*Goal of the exercise*. In the guest post on SuperData, who coined the phrase "Data is the new oil," and in what year?

📝 Guest post: SuperData is the new oil – How to win the AI race in the 21st century*
In this guest post, Vahan Petrosyan, сo-founder and CTO at SuperAnnotate, explains the term SuperData and its importance for the development of the AI space. They dive deeper into the definition of processed and unprocessed data and talk about how some of the fastest-growing unicorns and decacorns are using such data to create value as well as grow in competitive environments.
Before going deeper into the details of the article, let's first define the term SuperData.
SuperData = AI-ready training data
I.e., well-structured, tagged, and high-quality labeled data for creating intelligence.
Back in 2006, a British mathematician, Clive Humby, coined the phrase “Data is the new oil.” Since then, many businesses worldwide have evolved into billion, if not trillion-dollar industries. Both oil and data can be transformed into different products: You can use oil to produce plastics, detergents, etc. Meanwhile, data can be transformed into valuable information or insights used to make any type of business decision. As a result, access to the right data allows some of the world’s largest companies to beat their competitors and grow at unprecedented speed.
For example, predicting Walmart’s expected revenue in advance will allow a more accurate estimation of its stock price before the quarterly reports. However, since forecasting the revenue alone can be difficult, one can make an assumption about Walmart’s revenue being directly proportional to the average number of cars in its parking lot. Quantitative data on vehicles in the parking lot is not publicly available, though satellite imagery companies have made it possible to get satellite data of a given location at a given time.
Hence, by acquiring parking lot data from all Walmart stores, one can attempt to build an AI algorithm that predicts the number of cars in a particular parking lot. And that will serve as a foundation for estimating Walmart’s revenue. Data availability — raw satellite images — is not an issue in this case, as it takes only a few API calls to get them. So, building a robust AI algorithm that can precisely predict the number of cars in different locations, weather, and lighting conditions is possible but still is a challenge to solve (some AI startups are already tackling this exact problem). In such scenarios, the expression “data is the new oil” can be misinterpreted as the raw data itself does not produce much value (certainly true for raw oil), hence, the need for processed data.
Let’s dive deeper.

*Given entries*.
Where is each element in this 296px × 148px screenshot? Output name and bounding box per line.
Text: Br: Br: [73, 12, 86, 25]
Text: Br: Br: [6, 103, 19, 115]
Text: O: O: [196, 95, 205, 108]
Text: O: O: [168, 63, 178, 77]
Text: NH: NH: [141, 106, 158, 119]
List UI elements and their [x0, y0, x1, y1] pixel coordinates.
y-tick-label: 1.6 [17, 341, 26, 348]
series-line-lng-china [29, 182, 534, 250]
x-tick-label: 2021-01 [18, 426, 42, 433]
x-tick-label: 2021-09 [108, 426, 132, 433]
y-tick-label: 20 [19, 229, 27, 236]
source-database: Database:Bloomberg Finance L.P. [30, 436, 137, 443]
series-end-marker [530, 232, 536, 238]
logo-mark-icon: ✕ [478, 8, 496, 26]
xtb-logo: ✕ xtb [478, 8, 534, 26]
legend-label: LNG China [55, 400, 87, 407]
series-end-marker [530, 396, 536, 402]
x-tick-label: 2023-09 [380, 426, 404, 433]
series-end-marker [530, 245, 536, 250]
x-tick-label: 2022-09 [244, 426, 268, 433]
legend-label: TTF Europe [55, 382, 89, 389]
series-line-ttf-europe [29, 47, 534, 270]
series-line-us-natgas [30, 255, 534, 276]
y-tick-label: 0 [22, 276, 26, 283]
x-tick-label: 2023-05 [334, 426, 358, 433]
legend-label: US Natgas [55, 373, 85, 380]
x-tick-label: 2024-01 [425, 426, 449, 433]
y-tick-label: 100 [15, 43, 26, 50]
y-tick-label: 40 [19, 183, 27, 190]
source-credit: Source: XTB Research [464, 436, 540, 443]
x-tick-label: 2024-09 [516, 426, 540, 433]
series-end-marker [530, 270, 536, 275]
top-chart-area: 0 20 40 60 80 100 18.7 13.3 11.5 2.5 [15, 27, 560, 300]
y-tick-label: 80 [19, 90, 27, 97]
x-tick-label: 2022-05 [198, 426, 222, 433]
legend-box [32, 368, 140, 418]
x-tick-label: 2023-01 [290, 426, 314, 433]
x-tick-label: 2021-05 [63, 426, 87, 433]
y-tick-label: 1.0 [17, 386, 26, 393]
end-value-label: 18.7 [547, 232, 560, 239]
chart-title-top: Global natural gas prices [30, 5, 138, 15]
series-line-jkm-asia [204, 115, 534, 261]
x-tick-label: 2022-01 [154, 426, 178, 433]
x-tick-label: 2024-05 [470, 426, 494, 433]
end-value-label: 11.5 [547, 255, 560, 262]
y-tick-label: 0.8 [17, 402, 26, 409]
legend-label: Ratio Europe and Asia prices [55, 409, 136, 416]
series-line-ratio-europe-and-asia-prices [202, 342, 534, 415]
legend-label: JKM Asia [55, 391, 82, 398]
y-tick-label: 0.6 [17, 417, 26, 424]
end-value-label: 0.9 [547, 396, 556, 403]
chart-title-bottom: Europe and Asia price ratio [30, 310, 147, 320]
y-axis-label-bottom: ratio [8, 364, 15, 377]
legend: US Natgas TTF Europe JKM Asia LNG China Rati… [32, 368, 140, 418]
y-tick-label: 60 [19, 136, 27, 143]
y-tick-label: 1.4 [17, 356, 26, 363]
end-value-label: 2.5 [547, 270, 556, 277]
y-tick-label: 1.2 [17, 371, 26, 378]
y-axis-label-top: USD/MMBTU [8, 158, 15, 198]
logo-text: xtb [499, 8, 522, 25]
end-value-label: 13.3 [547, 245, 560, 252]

*Response to the task*. Clive Humby, a British mathematician, coined it in 2006.